**Objective:** In the material below, find every line with "legend" and pull it out.

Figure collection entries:

#####

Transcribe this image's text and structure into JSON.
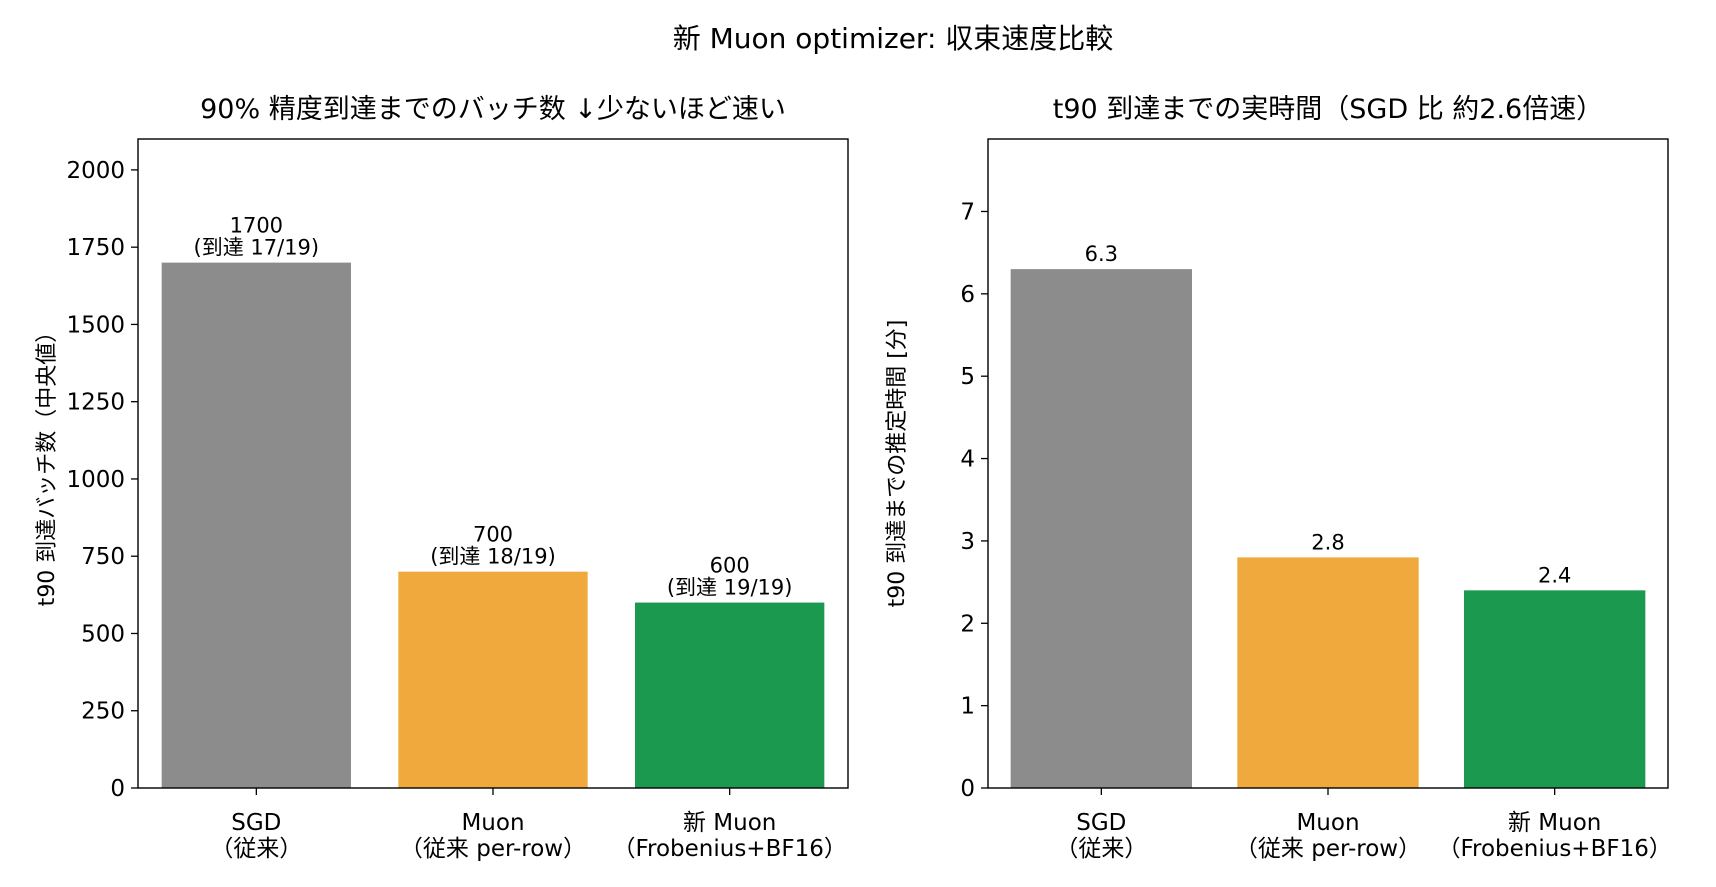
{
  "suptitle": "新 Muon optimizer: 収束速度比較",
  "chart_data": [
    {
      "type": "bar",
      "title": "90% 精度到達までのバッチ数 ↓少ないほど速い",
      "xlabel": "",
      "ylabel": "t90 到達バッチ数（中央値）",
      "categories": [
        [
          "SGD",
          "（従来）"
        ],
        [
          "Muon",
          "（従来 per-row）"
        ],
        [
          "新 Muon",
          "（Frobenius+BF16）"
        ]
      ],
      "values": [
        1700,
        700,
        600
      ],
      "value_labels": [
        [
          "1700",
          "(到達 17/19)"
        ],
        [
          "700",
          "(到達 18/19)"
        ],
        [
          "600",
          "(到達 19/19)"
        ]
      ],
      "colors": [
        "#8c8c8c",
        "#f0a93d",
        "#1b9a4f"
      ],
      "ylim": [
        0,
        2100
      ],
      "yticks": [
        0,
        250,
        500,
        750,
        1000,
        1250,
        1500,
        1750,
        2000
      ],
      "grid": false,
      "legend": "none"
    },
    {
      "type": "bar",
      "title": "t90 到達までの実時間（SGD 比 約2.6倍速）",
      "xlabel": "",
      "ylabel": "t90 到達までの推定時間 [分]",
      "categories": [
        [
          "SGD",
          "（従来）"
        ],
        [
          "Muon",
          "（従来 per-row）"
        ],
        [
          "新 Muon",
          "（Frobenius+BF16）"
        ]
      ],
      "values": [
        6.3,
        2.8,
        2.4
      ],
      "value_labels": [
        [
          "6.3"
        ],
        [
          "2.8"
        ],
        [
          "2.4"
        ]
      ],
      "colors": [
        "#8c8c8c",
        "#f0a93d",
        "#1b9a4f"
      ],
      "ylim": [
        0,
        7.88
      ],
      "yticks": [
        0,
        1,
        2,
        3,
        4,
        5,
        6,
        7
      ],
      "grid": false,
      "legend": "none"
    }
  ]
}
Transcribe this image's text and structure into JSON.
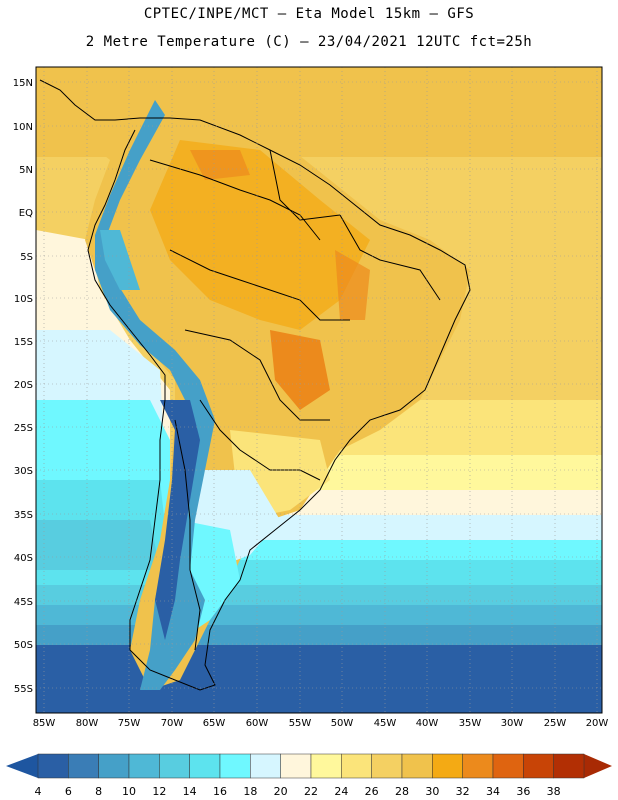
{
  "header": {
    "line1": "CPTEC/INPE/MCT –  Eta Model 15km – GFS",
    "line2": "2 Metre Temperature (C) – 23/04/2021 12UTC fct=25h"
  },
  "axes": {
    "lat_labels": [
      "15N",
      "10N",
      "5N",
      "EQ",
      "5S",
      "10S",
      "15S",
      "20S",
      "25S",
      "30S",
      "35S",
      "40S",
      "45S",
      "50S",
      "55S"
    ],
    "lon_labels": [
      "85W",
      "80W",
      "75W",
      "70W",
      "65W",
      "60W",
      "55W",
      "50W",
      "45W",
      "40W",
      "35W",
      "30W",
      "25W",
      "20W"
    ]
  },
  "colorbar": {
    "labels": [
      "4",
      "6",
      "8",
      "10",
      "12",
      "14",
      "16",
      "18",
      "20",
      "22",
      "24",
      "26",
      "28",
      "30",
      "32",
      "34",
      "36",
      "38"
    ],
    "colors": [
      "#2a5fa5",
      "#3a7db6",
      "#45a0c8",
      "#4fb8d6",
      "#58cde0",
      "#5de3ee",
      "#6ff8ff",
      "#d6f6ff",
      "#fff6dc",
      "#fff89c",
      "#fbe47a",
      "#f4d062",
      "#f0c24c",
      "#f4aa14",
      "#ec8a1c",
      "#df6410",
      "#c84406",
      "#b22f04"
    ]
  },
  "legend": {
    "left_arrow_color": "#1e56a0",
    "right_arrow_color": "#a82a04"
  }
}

#####

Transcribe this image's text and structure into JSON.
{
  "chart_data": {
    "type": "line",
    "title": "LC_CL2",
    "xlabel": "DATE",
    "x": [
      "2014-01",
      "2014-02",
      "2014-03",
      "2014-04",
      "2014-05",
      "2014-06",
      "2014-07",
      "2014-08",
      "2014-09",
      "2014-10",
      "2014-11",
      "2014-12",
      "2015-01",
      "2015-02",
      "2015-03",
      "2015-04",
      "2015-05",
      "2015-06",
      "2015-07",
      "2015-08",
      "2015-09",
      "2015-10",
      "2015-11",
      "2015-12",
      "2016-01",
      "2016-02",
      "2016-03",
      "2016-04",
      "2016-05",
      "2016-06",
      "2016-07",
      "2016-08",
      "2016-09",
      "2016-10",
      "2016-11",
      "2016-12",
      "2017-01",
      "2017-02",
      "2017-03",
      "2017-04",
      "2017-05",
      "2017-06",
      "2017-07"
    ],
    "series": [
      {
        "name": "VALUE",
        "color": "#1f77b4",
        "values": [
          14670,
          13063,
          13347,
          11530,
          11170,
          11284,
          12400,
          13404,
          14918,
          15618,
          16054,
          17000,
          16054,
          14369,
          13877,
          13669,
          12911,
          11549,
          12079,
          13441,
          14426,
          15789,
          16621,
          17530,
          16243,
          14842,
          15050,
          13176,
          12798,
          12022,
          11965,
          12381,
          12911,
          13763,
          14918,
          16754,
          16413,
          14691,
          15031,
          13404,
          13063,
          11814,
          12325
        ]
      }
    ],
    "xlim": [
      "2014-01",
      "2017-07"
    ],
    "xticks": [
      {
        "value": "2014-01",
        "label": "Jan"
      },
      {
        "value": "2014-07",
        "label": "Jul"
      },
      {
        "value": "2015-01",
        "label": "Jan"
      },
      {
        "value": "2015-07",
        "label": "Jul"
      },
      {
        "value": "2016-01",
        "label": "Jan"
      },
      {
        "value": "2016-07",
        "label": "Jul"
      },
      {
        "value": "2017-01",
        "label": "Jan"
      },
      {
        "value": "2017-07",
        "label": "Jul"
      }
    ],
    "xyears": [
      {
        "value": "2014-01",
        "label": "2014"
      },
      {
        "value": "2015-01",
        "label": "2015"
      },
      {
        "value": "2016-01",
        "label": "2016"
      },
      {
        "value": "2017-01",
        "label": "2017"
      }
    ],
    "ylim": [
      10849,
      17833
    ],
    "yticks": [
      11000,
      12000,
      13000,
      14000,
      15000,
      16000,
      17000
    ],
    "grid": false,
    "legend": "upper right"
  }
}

#####

**Finished answer:**
      "legend": "none"
      "legend": "none"
  "legend": {
    "legend": "upper right"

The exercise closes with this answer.